TEXT EXCERPT
--------------------
Some benchmarks

by ChuckMcSneed - opened Oct 13, 2024

Oct 13, 2024

Your model scores the highest among Largetral finetunes(not merges) on UGI and my benchmark. Good work.
In my personal experience it feels a bit dumber than the official, but less than the other community tunes. It is also got hornier and better at negativity. Feels almost worth the sacrifice in intelligence.

TheDrummer

Owner Oct 14, 2024

Thanks! I've got one more trick up my sleeve that might bring Behemoth v2 closer to OG Largestral.

gghfez

Oct 14, 2024

Using it for a few days, this is my favorite model for writing, and it's still smart enough to have loaded for coding/work, etc. Whatever you did with your slop removal experiments on the smaller models is working.

TheDrummer

Owner Oct 14, 2024

@gghfez I haven't used the slop removal on anything but Nemo yet xD

I'll try it on Cydonia soon.

gghfez

Oct 14, 2024

Ah okay. I haven't used this it "role-playing" but I'm finding it's great at "write X in the style of " style prompts.

Prompt: ""Write a story based on Battlestar Galactica in the prose of Haruki Murakami from the perspective of Gius Baltar""
--------------------
EXTRACTED INFORMATION
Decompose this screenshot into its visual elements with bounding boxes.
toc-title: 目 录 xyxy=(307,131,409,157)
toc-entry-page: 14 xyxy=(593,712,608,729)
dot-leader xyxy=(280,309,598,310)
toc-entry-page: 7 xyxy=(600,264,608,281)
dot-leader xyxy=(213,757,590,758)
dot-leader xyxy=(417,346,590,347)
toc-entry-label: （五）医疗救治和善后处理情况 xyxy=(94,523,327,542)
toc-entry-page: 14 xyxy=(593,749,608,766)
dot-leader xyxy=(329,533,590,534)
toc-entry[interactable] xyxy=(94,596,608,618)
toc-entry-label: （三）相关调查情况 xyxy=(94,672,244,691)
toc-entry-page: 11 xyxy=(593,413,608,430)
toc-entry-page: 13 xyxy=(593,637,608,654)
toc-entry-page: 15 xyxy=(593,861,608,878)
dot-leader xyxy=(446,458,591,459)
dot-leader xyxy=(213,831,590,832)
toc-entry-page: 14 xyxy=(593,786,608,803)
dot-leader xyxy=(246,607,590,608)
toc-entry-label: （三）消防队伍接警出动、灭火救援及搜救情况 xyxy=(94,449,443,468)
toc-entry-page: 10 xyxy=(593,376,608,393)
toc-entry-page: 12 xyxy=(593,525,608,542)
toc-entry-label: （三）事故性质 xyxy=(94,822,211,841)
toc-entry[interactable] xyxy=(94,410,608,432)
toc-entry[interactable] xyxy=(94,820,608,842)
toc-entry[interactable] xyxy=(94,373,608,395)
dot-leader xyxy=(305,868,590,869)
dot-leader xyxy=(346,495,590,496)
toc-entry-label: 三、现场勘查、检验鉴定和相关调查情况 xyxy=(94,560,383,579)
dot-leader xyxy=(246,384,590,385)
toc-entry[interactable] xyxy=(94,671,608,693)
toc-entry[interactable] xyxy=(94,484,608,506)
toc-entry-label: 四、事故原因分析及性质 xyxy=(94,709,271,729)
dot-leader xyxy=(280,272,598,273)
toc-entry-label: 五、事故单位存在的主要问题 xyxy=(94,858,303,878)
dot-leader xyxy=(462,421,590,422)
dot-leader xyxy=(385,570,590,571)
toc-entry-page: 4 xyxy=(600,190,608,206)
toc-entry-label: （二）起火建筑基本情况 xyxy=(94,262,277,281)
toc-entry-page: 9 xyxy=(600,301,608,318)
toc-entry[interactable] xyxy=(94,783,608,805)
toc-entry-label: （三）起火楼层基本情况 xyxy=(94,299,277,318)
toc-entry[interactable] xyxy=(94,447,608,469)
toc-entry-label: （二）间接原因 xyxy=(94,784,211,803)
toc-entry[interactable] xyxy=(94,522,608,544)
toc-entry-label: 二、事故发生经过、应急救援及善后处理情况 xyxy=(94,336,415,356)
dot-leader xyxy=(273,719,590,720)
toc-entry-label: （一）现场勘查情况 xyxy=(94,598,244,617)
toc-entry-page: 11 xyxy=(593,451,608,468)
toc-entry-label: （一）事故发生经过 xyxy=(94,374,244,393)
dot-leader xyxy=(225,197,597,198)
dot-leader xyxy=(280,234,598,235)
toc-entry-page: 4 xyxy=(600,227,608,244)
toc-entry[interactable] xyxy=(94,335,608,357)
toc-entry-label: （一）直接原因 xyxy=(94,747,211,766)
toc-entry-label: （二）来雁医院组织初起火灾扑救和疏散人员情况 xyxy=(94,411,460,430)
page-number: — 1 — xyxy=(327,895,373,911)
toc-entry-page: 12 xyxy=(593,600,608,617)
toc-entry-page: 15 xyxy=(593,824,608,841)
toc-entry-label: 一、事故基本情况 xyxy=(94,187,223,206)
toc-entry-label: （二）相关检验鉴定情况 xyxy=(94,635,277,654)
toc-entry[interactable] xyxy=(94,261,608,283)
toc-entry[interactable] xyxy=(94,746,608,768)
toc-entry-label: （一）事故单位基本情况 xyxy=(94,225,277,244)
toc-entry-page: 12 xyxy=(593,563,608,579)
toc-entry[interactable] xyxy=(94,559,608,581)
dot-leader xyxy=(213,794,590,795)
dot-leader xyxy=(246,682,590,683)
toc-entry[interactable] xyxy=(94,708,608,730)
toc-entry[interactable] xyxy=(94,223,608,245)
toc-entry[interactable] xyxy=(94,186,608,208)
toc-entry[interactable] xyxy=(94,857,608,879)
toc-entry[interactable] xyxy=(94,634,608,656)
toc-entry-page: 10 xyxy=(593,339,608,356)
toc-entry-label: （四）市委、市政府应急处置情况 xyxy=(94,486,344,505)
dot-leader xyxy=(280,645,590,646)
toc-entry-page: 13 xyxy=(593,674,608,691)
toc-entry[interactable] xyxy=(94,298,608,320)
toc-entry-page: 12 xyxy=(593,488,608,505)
--------------------
TASK LIST
- A) Answer these questions using the forum thread on model benchmarks:
(i) Who opened the thread, and on what date?
(ii) Which model had TheDrummer used the slop removal on so far?
(iii) Which model does TheDrummer say he will try it on soon?
- B) Reproduce the forum thread on model benchmarks word for word, between "Your model scores" and "to OG Largestral.", inclusive.
- C) Resume the forum thread on model benchmarks from its final line.
The records have no connection to the forum thread on model benchmarks.

RESULTS OF THE EXERCISE
- A)
(i) ChuckMcSneed, on Oct 13, 2024.
(ii) Nemo.
(iii) Cydonia.

- B)
Your model scores the highest among Largetral finetunes(not merges) on UGI and my benchmark. Good work.
In my personal experience it feels a bit dumber than the official, but less than the other community tunes. It is also got hornier and better at negativity. Feels almost worth the sacrifice in intelligence.

TheDrummer

Owner Oct 14, 2024

Thanks! I've got one more trick up my sleeve that might bring Behemoth v2 closer to OG Largestral.

- C)
https://imgur.com/a/vyMdeES

The Behemoth story is the only one which feels like a Murakami novel but also understands the character in the sci fi series I referenced.
Mistral-Large on the other hand, feels like a Mistral-Large story with it's "hushed corridors".

TheDrummer

Owner Oct 14, 2024

@gghfez wow, that's actually pretty good. did you use metharme or mistral?

gghfez

Oct 15, 2024

Mistral.

Generally I've noticed that with these finetunes of Instruct models; if you use the original template, the prose/voice changes still come through.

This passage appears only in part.